§ **Short exercise**:
Extract every line that includes the string "image".

Records from a data source
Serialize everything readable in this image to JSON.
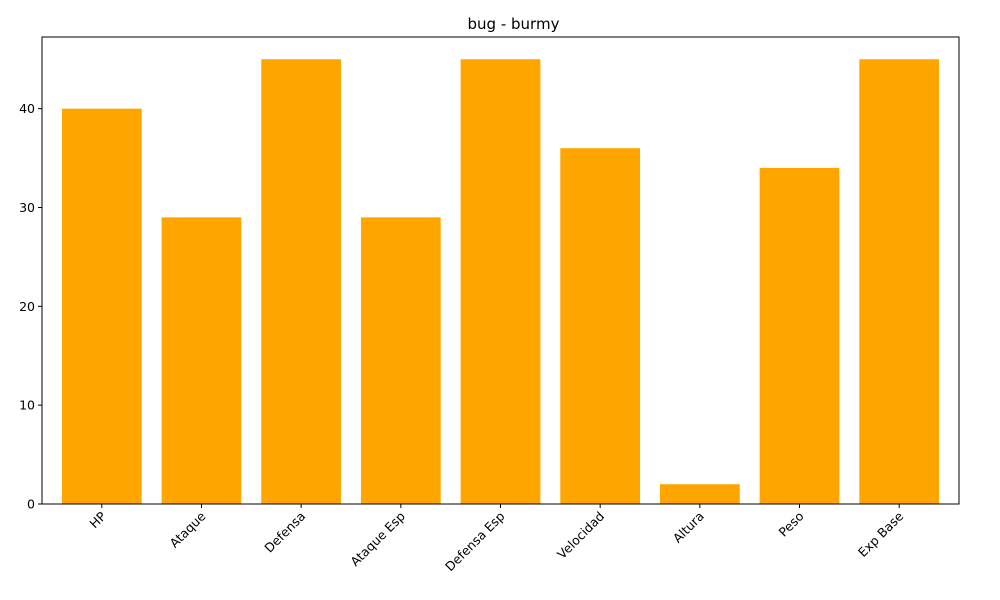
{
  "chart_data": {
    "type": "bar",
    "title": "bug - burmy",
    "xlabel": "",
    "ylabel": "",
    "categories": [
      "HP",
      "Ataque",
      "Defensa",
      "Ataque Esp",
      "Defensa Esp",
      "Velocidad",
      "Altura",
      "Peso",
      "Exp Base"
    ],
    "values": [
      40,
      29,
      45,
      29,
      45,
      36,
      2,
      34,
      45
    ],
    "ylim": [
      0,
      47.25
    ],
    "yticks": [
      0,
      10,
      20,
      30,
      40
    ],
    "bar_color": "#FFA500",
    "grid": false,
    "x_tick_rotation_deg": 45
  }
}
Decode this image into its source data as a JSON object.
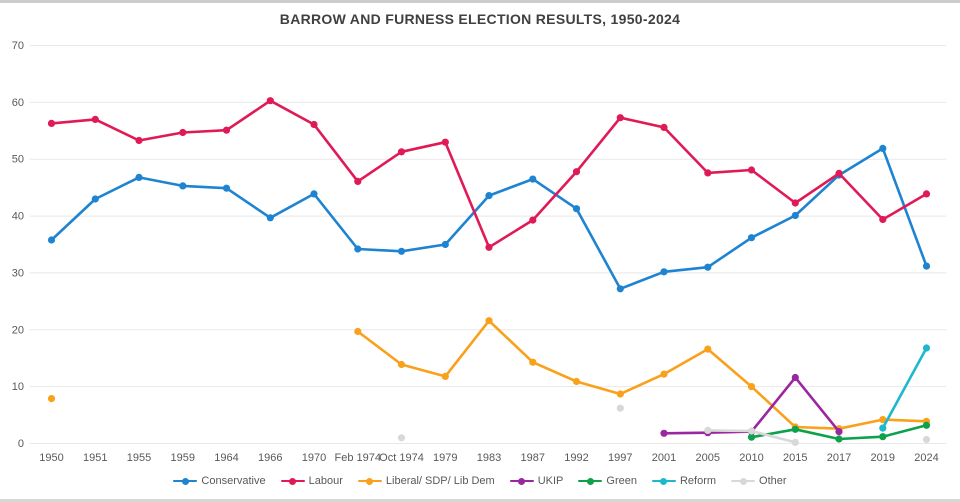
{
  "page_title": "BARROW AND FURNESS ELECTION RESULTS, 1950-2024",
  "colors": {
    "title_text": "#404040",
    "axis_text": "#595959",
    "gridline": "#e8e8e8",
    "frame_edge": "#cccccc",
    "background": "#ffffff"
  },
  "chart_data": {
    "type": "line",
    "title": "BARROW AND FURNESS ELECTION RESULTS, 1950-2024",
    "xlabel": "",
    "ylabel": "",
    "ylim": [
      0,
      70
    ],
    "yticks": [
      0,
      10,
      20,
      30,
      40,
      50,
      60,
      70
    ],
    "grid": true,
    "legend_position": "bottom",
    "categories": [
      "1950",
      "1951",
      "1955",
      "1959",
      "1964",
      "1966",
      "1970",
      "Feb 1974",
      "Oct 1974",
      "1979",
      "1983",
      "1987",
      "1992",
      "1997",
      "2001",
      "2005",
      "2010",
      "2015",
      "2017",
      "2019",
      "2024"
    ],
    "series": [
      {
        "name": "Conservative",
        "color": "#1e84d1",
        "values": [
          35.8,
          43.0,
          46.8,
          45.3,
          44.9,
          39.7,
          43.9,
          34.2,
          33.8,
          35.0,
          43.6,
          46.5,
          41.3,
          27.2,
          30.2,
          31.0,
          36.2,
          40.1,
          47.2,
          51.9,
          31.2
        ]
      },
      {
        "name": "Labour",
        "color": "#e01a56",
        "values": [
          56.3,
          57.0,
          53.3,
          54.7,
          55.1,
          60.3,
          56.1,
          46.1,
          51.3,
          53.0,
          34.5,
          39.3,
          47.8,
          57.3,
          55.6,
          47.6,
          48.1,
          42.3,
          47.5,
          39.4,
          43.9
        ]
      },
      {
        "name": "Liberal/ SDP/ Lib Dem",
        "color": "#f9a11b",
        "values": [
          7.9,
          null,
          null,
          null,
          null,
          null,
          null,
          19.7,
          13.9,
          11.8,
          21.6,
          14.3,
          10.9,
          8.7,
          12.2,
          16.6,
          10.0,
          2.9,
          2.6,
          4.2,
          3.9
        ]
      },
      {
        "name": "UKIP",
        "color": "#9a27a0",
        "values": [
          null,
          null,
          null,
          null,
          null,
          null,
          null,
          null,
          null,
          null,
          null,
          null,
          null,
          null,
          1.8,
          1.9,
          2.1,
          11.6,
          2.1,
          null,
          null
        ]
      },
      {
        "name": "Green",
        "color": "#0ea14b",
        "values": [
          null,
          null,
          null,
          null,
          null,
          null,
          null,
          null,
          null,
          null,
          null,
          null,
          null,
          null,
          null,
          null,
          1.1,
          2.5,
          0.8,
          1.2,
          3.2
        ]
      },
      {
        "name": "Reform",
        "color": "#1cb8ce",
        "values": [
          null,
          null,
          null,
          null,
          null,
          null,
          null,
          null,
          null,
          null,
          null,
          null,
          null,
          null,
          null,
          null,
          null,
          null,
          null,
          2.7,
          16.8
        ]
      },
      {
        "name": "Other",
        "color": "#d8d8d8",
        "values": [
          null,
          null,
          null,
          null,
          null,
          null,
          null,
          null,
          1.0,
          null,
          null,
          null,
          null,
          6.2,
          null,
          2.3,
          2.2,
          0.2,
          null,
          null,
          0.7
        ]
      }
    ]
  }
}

§ **Solution to this problem**:
Serialize everything readable in this image to JSON.
Decode this image into its source data as a JSON object.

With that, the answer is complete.